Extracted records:

>> Begin

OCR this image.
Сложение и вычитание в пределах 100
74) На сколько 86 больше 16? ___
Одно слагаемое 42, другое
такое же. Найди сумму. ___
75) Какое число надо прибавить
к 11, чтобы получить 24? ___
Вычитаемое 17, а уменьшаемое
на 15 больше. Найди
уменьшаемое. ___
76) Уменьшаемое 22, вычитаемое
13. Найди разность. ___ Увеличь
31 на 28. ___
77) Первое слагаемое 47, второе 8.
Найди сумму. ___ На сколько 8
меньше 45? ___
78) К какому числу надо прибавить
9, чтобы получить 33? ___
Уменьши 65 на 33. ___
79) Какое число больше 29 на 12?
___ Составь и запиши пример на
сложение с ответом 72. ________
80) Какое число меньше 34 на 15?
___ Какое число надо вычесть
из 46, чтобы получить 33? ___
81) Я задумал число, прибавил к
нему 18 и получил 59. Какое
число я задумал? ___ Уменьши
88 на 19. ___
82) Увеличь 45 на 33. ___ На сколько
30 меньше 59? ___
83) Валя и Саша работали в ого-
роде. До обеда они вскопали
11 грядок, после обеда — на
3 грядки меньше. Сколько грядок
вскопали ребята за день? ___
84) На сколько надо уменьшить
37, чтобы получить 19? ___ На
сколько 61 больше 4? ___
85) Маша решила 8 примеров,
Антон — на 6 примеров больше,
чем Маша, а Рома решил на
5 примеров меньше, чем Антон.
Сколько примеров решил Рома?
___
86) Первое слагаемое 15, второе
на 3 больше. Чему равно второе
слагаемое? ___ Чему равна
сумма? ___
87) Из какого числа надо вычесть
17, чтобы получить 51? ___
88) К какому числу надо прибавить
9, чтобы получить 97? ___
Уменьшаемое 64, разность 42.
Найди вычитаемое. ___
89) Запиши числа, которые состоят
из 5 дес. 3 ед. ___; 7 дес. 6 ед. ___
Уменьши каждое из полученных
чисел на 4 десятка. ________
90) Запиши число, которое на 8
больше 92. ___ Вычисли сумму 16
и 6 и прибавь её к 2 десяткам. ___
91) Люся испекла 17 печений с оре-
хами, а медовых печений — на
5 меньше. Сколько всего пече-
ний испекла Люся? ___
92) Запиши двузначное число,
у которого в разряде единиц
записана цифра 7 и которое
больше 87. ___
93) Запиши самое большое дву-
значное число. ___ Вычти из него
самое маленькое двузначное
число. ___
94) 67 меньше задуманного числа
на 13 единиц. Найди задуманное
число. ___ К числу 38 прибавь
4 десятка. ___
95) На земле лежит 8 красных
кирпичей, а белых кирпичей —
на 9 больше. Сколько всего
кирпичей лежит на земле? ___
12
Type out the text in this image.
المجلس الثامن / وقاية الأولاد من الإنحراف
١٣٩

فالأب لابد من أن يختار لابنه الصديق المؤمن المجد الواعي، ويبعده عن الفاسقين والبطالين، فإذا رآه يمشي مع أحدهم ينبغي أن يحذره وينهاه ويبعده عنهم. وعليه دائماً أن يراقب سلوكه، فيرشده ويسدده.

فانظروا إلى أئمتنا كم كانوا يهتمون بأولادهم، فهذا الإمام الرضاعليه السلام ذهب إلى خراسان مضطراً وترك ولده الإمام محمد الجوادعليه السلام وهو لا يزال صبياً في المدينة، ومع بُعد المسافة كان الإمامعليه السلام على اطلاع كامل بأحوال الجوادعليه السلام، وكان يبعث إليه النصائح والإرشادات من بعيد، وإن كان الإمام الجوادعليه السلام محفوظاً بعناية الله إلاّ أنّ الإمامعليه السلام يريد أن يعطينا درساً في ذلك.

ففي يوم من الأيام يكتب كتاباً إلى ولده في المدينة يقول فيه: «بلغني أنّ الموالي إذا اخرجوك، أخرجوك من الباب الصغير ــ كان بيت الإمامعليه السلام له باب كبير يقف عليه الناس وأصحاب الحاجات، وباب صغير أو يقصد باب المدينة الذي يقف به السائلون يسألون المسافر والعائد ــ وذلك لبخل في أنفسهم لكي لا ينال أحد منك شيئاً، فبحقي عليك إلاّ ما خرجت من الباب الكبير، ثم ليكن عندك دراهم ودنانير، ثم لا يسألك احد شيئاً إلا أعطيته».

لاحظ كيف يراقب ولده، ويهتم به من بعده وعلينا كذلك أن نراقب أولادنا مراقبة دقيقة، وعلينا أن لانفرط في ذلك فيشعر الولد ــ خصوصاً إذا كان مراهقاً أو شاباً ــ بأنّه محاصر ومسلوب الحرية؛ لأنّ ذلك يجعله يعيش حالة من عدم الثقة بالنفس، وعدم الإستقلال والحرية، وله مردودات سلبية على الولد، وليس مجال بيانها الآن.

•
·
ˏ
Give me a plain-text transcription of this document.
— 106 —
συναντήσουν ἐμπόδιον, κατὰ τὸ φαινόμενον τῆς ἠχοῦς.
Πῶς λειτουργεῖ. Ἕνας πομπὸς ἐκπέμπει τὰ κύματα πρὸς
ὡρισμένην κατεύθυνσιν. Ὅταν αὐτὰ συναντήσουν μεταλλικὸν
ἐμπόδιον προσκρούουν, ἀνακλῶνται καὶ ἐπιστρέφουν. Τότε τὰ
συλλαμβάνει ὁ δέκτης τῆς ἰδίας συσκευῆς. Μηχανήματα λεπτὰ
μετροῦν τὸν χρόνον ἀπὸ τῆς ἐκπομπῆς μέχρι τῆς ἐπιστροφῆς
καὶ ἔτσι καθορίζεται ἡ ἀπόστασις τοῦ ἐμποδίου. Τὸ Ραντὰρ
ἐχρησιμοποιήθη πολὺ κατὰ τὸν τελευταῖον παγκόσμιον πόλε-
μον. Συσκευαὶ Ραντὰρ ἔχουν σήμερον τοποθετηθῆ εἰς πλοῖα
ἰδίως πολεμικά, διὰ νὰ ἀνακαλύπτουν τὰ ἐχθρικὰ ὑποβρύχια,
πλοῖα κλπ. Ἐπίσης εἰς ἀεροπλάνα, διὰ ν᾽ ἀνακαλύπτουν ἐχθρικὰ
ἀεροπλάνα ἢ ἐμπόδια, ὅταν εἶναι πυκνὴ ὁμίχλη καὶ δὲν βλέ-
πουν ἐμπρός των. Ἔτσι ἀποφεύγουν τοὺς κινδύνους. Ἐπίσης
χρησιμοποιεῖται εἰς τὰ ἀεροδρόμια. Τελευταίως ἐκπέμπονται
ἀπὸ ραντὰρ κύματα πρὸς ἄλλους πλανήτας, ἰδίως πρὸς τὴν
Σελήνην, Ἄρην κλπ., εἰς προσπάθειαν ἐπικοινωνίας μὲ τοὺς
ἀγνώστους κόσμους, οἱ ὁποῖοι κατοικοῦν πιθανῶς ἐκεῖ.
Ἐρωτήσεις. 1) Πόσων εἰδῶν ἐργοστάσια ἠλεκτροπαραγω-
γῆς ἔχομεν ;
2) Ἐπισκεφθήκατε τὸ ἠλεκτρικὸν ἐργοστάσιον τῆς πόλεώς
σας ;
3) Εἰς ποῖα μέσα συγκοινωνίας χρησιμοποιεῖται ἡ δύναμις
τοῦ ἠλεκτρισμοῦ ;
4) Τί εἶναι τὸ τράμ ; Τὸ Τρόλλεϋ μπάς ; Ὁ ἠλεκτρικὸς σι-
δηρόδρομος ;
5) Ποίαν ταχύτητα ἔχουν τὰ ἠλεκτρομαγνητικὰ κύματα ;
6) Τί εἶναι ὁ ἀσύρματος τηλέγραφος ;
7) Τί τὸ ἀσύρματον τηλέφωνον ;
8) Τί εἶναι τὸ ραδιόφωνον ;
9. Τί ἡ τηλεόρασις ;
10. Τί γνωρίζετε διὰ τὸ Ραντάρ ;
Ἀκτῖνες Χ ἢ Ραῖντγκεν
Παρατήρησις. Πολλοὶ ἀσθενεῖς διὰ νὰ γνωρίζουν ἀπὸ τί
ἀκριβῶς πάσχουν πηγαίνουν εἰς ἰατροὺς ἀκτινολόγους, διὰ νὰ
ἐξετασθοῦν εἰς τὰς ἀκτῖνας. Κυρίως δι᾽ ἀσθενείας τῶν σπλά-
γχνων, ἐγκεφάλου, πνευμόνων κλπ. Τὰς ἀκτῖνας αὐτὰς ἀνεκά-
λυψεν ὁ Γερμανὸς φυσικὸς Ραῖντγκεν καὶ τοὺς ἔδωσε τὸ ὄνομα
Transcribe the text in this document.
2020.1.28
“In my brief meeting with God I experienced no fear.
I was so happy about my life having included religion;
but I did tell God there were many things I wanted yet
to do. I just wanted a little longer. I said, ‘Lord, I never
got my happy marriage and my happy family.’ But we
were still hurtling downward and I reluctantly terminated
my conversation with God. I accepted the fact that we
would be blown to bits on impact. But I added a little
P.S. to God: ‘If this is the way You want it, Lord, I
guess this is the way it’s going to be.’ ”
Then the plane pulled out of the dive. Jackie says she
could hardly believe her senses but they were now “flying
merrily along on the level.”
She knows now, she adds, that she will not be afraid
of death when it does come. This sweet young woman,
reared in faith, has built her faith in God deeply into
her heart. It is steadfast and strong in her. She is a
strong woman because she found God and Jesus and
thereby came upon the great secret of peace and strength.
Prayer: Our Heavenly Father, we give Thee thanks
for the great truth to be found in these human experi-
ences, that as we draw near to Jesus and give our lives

>> End

## Work to do
Return each line that includes "συναντήσουν".

## Exercise result
συναντήσουν ἐμπόδιον, κατὰ τὸ φαινόμενον τῆς ἠχοῦς.
ὡρισμένην κατεύθυνσιν. Ὅταν αὐτὰ συναντήσουν μεταλλικὸν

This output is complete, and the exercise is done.